Raw data:
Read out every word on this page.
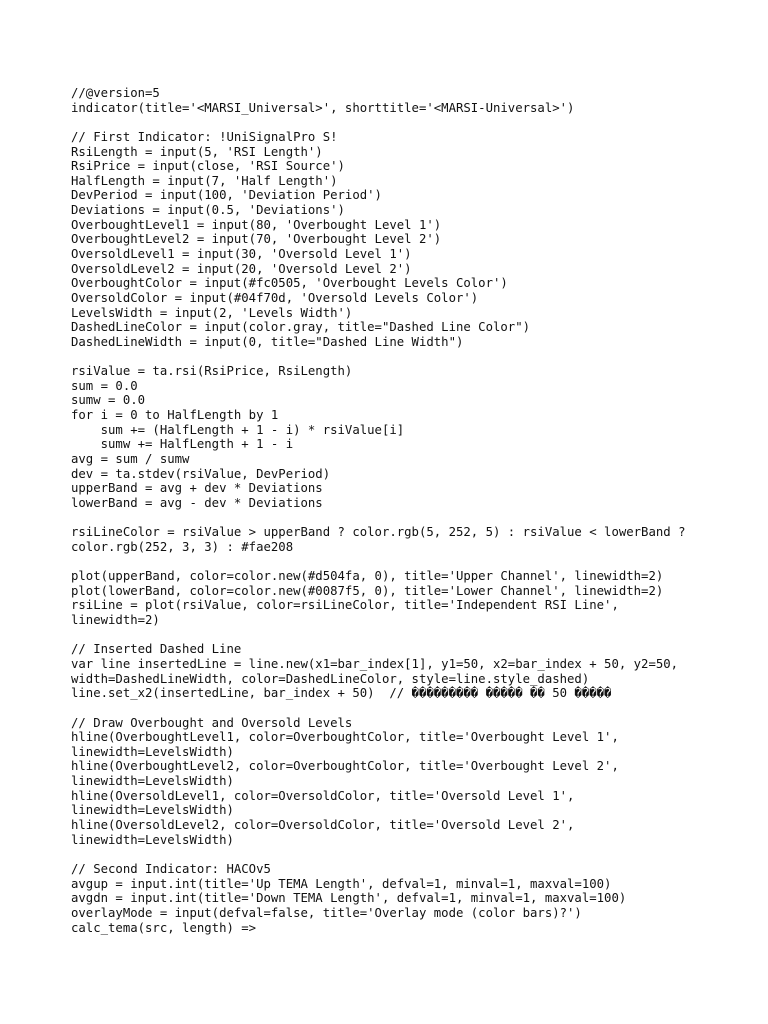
//@version=5
indicator(title='<MARSI_Universal>', shorttitle='<MARSI-Universal>')
// First Indicator: !UniSignalPro S!
RsiLength = input(5, 'RSI Length')
RsiPrice = input(close, 'RSI Source')
HalfLength = input(7, 'Half Length')
DevPeriod = input(100, 'Deviation Period')
Deviations = input(0.5, 'Deviations')
OverboughtLevel1 = input(80, 'Overbought Level 1')
OverboughtLevel2 = input(70, 'Overbought Level 2')
OversoldLevel1 = input(30, 'Oversold Level 1')
OversoldLevel2 = input(20, 'Oversold Level 2')
OverboughtColor = input(#fc0505, 'Overbought Levels Color')
OversoldColor = input(#04f70d, 'Oversold Levels Color')
LevelsWidth = input(2, 'Levels Width')
DashedLineColor = input(color.gray, title="Dashed Line Color")
DashedLineWidth = input(0, title="Dashed Line Width")
rsiValue = ta.rsi(RsiPrice, RsiLength)
sum = 0.0
sumw = 0.0
for i = 0 to HalfLength by 1
sum += (HalfLength + 1 - i) * rsiValue[i]
sumw += HalfLength + 1 - i
avg = sum / sumw
dev = ta.stdev(rsiValue, DevPeriod)
upperBand = avg + dev * Deviations
lowerBand = avg - dev * Deviations
rsiLineColor = rsiValue > upperBand ? color.rgb(5, 252, 5) : rsiValue < lowerBand ?
color.rgb(252, 3, 3) : #fae208
plot(upperBand, color=color.new(#d504fa, 0), title='Upper Channel', linewidth=2)
plot(lowerBand, color=color.new(#0087f5, 0), title='Lower Channel', linewidth=2)
rsiLine = plot(rsiValue, color=rsiLineColor, title='Independent RSI Line',
linewidth=2)
// Inserted Dashed Line
var line insertedLine = line.new(x1=bar_index[1], y1=50, x2=bar_index + 50, y2=50,
width=DashedLineWidth, color=DashedLineColor, style=line.style_dashed)
line.set_x2(insertedLine, bar_index + 50)  // ��������� ����� �� 50 �����
// Draw Overbought and Oversold Levels
hline(OverboughtLevel1, color=OverboughtColor, title='Overbought Level 1',
linewidth=LevelsWidth)
hline(OverboughtLevel2, color=OverboughtColor, title='Overbought Level 2',
linewidth=LevelsWidth)
hline(OversoldLevel1, color=OversoldColor, title='Oversold Level 1',
linewidth=LevelsWidth)
hline(OversoldLevel2, color=OversoldColor, title='Oversold Level 2',
linewidth=LevelsWidth)
// Second Indicator: HACOv5
avgup = input.int(title='Up TEMA Length', defval=1, minval=1, maxval=100)
avgdn = input.int(title='Down TEMA Length', defval=1, minval=1, maxval=100)
overlayMode = input(defval=false, title='Overlay mode (color bars)?')
calc_tema(src, length) =>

Task to carry out: Write out every line of the data that holds the word "DashedLineWidth".

Result:
DashedLineWidth = input(0, title="Dashed Line Width")
width=DashedLineWidth, color=DashedLineColor, style=line.style_dashed)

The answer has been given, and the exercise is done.